## Task to complete
Copy out every line below that contains the string "pins", matching case exactly.

#### Provided entries

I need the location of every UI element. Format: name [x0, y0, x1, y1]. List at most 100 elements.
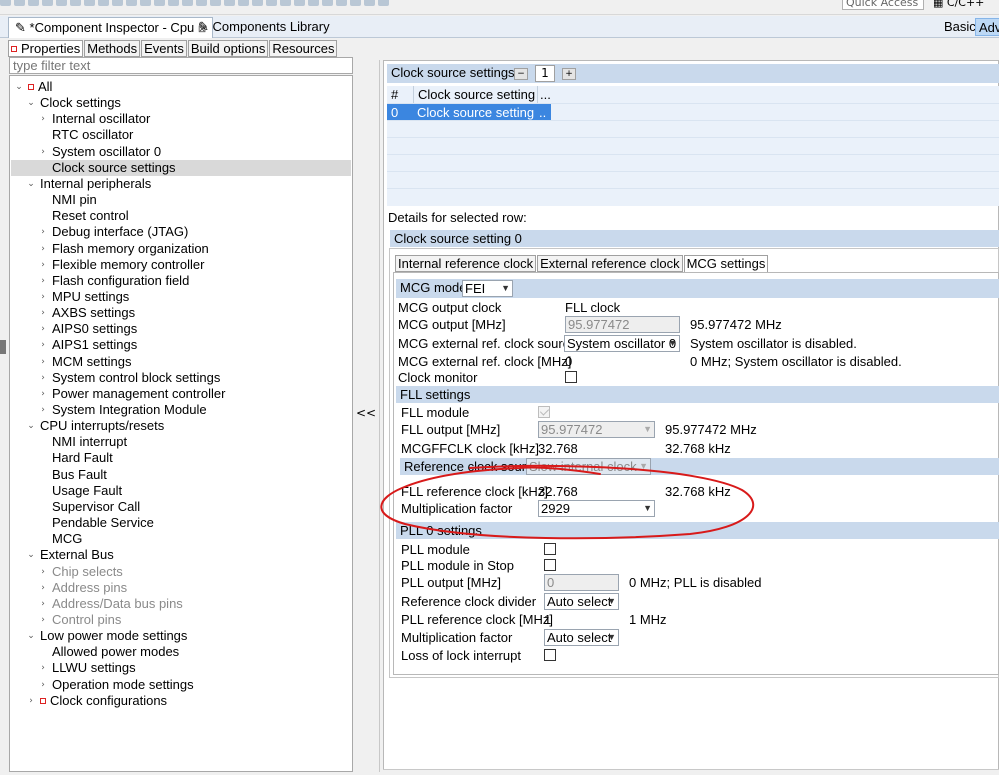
tree-item[interactable]: Power management controller [52, 386, 225, 402]
advanced-view-button[interactable]: Adv [975, 18, 999, 36]
tree-item[interactable]: AXBS settings [52, 305, 135, 321]
mcg-ext-ref-source-select[interactable]: System oscillator 0 ▼ [564, 335, 680, 352]
toolbar-icon[interactable] [196, 0, 207, 6]
chevron-right-icon[interactable]: › [38, 354, 48, 370]
chevron-right-icon[interactable]: › [38, 257, 48, 273]
row-count-field[interactable]: 1 [535, 65, 555, 82]
tree-item[interactable]: Bus Fault [52, 467, 107, 483]
reference-clock-divider-select[interactable]: Auto select ▼ [544, 593, 619, 610]
collapse-button[interactable]: << [354, 405, 378, 421]
toolbar-icon[interactable] [28, 0, 39, 6]
tree-item[interactable]: Allowed power modes [52, 644, 179, 660]
pll-multiplication-factor-select[interactable]: Auto select ▼ [544, 629, 619, 646]
tree-item[interactable]: Pendable Service [52, 515, 154, 531]
tree-item[interactable]: Reset control [52, 208, 129, 224]
perspective-cpp[interactable]: ▦ C/C++ [933, 0, 984, 9]
chevron-right-icon[interactable]: › [38, 370, 48, 386]
tree-item[interactable]: System oscillator 0 [52, 144, 161, 160]
tree-item[interactable]: Supervisor Call [52, 499, 140, 515]
toolbar-icon[interactable] [252, 0, 263, 6]
toolbar-icon[interactable] [0, 0, 11, 6]
chevron-down-icon[interactable]: ⌄ [26, 547, 36, 563]
chevron-down-icon[interactable]: ⌄ [14, 79, 24, 95]
fll-multiplication-factor-select[interactable]: 2929 ▼ [538, 500, 655, 517]
chevron-down-icon[interactable]: ⌄ [26, 176, 36, 192]
tree-item[interactable]: Flexible memory controller [52, 257, 204, 273]
chevron-right-icon[interactable]: › [38, 273, 48, 289]
chevron-down-icon[interactable]: ⌄ [26, 418, 36, 434]
tree-item[interactable]: AIPS0 settings [52, 321, 137, 337]
tree-item[interactable]: Hard Fault [52, 450, 113, 466]
tab-properties[interactable]: Properties [8, 40, 84, 57]
toolbar-icon[interactable] [98, 0, 109, 6]
toolbar-icon[interactable] [336, 0, 347, 6]
toolbar-icon[interactable] [112, 0, 123, 6]
remove-row-button[interactable]: − [514, 68, 528, 80]
toolbar-icon[interactable] [182, 0, 193, 6]
table-row[interactable]: 0 Clock source setting 0 .. [387, 103, 999, 121]
clock-monitor-checkbox[interactable] [565, 371, 577, 383]
tab-events[interactable]: Events [141, 40, 187, 57]
tree-item[interactable]: Clock settings [40, 95, 121, 111]
basic-view-button[interactable]: Basic [944, 18, 976, 36]
add-row-button[interactable]: + [562, 68, 576, 80]
tree-item[interactable]: External Bus [40, 547, 114, 563]
tree-item[interactable]: System control block settings [52, 370, 220, 386]
tree-item[interactable]: Address pins [52, 580, 127, 596]
loss-of-lock-interrupt-checkbox[interactable] [544, 649, 556, 661]
tab-mcg-settings[interactable]: MCG settings [683, 255, 769, 272]
chevron-right-icon[interactable]: › [38, 111, 48, 127]
quick-access-input[interactable]: Quick Access [842, 0, 924, 10]
tree-item[interactable]: Low power mode settings [40, 628, 187, 644]
chevron-right-icon[interactable]: › [38, 580, 48, 596]
tree-item[interactable]: Debug interface (JTAG) [52, 224, 188, 240]
chevron-right-icon[interactable]: › [38, 402, 48, 418]
tab-build-options[interactable]: Build options [187, 40, 269, 57]
tab-component-inspector[interactable]: ✎ *Component Inspector - Cpu ⊠ [8, 17, 214, 38]
tree-item[interactable]: Clock source settings [52, 160, 176, 176]
tree-item[interactable]: Internal peripherals [40, 176, 151, 192]
chevron-down-icon[interactable]: ⌄ [26, 628, 36, 644]
filter-input[interactable]: type filter text [9, 57, 353, 74]
tree-item[interactable]: Address/Data bus pins [52, 596, 183, 612]
row-extra[interactable]: .. [537, 104, 551, 121]
toolbar-icon[interactable] [210, 0, 221, 6]
tree-item[interactable]: Internal oscillator [52, 111, 150, 127]
toolbar-icon[interactable] [350, 0, 361, 6]
tree-item[interactable]: MCG [52, 531, 82, 547]
tree-item[interactable]: MCM settings [52, 354, 131, 370]
toolbar-icon[interactable] [378, 0, 389, 6]
toolbar-icon[interactable] [168, 0, 179, 6]
toolbar-icon[interactable] [294, 0, 305, 6]
tree-item[interactable]: MPU settings [52, 289, 129, 305]
mcg-mode-select[interactable]: FEI ▼ [462, 280, 513, 297]
chevron-right-icon[interactable]: › [38, 305, 48, 321]
toolbar-icon[interactable] [154, 0, 165, 6]
toolbar-icon[interactable] [308, 0, 319, 6]
toolbar-icon[interactable] [84, 0, 95, 6]
tree-item[interactable]: Usage Fault [52, 483, 122, 499]
tree-item[interactable]: CPU interrupts/resets [40, 418, 164, 434]
toolbar-icon[interactable] [238, 0, 249, 6]
toolbar-icon[interactable] [42, 0, 53, 6]
tab-external-reference-clock[interactable]: External reference clock [537, 255, 683, 272]
fll-module-checkbox[interactable] [538, 406, 550, 418]
toolbar-icon[interactable] [14, 0, 25, 6]
tab-components-library[interactable]: ✎ Components Library [192, 17, 336, 38]
tab-methods[interactable]: Methods [84, 40, 141, 57]
toolbar-icon[interactable] [70, 0, 81, 6]
chevron-right-icon[interactable]: › [38, 677, 48, 693]
tree-item[interactable]: RTC oscillator [52, 127, 133, 143]
tab-internal-reference-clock[interactable]: Internal reference clock [395, 255, 537, 272]
toolbar-icon[interactable] [364, 0, 375, 6]
toolbar-icon[interactable] [224, 0, 235, 6]
tree-item[interactable]: All [28, 79, 52, 95]
toolbar-icon[interactable] [56, 0, 67, 6]
chevron-down-icon[interactable]: ⌄ [26, 95, 36, 111]
chevron-right-icon[interactable]: › [38, 386, 48, 402]
tree-item[interactable]: System Integration Module [52, 402, 207, 418]
chevron-right-icon[interactable]: › [38, 337, 48, 353]
tree-item[interactable]: NMI interrupt [52, 434, 127, 450]
toolbar-icon[interactable] [126, 0, 137, 6]
chevron-right-icon[interactable]: › [38, 596, 48, 612]
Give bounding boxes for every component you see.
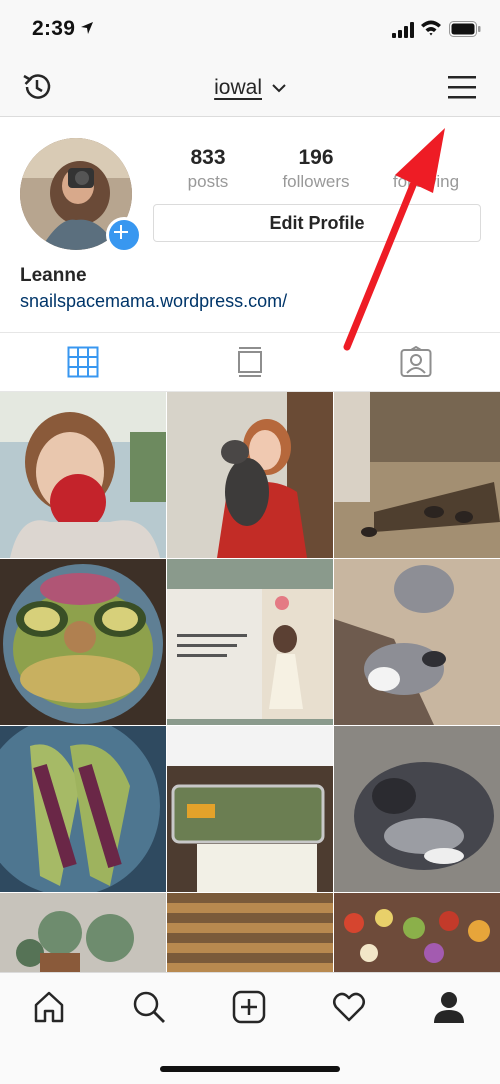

########

## Exercise result
tree-item[interactable]: Address pins [52, 580, 127, 596]
tree-item[interactable]: Address/Data bus pins [52, 596, 183, 612]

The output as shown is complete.